_What is expected_
Below are some records. Copy every line in them that holds "商标代理监督管理规定".
[begin Exercise data]
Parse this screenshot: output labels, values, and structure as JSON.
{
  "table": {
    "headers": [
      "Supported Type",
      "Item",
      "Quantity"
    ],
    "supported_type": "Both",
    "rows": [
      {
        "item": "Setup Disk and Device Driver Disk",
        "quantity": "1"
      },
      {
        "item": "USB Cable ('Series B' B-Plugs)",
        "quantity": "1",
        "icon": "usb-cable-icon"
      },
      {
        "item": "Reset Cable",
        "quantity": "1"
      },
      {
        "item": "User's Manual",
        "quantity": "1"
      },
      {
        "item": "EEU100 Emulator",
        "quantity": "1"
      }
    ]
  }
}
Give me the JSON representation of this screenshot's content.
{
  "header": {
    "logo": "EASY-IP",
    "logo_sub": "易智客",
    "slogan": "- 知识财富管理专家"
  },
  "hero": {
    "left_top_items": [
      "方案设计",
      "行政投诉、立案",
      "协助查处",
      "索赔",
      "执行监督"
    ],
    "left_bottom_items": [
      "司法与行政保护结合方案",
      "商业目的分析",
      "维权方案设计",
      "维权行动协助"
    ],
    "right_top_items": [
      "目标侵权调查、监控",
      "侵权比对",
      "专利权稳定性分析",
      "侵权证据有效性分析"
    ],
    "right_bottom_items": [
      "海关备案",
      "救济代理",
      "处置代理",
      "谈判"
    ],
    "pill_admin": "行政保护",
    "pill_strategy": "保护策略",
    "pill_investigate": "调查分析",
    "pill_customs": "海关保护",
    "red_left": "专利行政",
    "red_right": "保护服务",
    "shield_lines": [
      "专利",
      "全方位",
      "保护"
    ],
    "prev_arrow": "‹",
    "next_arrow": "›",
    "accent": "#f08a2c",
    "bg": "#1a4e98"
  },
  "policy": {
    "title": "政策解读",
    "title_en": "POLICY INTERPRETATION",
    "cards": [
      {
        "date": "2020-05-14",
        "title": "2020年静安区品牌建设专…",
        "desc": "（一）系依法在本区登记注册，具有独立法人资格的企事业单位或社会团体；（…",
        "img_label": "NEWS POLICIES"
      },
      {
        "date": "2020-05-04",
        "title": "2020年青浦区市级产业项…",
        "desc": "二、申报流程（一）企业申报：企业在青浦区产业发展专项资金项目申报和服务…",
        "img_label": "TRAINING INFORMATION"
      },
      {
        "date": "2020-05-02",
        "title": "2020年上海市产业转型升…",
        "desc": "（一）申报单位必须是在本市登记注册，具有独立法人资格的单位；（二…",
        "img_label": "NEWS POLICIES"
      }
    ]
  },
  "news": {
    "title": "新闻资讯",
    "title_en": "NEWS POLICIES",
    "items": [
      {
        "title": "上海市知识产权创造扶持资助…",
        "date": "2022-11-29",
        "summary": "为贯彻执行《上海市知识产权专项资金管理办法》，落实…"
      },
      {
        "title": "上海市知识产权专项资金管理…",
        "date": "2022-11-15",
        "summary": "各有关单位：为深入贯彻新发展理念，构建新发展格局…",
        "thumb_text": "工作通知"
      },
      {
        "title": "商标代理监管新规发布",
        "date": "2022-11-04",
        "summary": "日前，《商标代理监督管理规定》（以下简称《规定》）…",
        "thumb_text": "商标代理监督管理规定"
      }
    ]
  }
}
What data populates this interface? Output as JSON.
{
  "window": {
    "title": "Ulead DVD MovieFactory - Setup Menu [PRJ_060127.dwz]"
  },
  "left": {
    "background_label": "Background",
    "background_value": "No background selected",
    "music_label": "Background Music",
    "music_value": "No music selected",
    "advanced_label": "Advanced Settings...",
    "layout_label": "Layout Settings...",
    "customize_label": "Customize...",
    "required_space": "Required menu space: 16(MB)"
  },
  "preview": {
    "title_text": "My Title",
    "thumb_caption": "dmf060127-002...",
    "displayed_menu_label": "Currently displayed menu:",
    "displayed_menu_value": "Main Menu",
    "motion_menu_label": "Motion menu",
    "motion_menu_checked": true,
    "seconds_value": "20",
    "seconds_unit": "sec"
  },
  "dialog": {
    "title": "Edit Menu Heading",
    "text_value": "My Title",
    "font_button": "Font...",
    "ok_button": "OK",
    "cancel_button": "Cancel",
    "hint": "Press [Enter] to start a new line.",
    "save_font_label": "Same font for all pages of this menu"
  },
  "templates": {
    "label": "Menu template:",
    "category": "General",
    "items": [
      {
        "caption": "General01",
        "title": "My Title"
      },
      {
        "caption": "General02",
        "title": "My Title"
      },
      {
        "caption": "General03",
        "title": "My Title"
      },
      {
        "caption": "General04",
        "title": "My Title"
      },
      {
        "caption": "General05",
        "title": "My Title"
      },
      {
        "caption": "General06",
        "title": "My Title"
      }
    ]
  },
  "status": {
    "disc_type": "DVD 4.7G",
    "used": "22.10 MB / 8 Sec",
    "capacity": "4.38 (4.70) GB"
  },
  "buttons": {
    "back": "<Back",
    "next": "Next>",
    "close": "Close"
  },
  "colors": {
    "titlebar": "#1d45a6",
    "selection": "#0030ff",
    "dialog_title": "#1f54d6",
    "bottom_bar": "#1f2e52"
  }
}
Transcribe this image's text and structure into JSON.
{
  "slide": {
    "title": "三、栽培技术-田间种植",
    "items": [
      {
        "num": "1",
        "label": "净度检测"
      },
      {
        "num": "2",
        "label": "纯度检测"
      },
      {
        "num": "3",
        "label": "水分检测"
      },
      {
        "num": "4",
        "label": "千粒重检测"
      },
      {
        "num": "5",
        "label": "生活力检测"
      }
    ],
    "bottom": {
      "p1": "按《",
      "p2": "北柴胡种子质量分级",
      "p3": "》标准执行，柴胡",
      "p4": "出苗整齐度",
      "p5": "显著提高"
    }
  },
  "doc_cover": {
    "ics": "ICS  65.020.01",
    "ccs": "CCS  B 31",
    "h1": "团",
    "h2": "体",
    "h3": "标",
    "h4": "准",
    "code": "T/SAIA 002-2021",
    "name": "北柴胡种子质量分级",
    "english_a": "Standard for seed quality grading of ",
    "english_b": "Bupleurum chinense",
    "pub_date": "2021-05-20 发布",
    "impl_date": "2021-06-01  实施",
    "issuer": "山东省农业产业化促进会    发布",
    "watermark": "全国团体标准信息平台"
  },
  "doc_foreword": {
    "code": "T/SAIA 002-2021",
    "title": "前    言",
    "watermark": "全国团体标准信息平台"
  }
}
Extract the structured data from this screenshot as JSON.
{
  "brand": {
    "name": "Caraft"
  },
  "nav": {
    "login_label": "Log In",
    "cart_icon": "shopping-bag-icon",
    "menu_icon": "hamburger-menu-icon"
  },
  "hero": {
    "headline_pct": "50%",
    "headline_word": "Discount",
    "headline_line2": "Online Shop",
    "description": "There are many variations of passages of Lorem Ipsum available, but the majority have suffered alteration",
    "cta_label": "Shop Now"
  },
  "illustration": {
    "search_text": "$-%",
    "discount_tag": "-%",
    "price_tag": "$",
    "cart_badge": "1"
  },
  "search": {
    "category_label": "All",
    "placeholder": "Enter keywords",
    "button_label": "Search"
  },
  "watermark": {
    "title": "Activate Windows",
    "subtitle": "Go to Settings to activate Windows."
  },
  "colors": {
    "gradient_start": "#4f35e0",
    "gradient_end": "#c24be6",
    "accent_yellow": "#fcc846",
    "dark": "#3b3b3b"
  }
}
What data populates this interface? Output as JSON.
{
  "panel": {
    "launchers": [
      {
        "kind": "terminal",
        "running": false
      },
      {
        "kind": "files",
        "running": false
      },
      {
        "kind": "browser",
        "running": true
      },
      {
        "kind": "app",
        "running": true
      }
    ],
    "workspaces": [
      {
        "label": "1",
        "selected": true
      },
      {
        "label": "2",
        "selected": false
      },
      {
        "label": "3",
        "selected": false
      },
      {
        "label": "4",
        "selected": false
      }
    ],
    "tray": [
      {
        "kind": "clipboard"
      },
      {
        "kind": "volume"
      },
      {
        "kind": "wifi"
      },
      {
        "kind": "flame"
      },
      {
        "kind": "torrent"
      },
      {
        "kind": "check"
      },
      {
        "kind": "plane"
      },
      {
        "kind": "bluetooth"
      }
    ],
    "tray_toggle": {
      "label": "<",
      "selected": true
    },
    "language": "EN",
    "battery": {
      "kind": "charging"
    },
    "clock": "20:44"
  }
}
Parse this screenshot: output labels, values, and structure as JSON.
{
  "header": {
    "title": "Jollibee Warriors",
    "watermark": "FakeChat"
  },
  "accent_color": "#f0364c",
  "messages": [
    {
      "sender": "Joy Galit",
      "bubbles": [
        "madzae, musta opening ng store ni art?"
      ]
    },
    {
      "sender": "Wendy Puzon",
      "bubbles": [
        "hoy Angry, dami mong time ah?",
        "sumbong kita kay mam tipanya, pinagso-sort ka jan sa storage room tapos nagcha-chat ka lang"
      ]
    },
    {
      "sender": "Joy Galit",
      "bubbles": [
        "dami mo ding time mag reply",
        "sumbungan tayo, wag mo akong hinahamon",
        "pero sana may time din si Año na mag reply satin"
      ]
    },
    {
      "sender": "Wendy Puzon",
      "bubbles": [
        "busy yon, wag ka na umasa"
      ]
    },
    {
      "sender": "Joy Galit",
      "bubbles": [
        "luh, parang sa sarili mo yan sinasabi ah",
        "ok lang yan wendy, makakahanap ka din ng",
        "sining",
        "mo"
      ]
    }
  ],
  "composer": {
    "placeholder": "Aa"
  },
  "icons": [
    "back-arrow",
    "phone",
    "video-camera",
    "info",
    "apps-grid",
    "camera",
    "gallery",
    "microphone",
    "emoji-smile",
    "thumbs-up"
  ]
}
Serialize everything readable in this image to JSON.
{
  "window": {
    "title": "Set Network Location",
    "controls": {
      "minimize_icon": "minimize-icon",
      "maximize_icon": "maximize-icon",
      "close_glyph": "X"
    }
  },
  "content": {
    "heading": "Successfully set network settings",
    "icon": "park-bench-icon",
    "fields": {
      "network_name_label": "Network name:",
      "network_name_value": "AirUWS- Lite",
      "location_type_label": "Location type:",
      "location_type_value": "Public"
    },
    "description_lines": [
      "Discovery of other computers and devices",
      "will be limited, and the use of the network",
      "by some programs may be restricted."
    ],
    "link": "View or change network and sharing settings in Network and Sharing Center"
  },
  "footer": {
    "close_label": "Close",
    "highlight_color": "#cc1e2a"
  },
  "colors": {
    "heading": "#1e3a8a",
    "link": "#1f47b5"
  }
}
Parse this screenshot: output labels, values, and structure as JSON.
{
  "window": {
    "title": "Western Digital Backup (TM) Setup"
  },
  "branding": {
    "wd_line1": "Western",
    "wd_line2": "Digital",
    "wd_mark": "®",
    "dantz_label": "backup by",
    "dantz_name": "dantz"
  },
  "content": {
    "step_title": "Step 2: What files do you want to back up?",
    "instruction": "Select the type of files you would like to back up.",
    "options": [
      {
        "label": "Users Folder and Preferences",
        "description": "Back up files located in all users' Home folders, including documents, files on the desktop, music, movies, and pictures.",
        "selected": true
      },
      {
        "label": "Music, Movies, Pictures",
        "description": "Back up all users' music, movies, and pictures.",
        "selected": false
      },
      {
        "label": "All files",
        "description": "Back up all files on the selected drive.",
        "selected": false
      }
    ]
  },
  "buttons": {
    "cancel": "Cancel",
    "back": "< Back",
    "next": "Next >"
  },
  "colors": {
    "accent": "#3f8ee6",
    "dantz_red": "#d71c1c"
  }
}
[end Exercise data]
_Answer below_
        "summary": "日前，《商标代理监督管理规定》（以下简称《规定》）…",
        "thumb_text": "商标代理监督管理规定"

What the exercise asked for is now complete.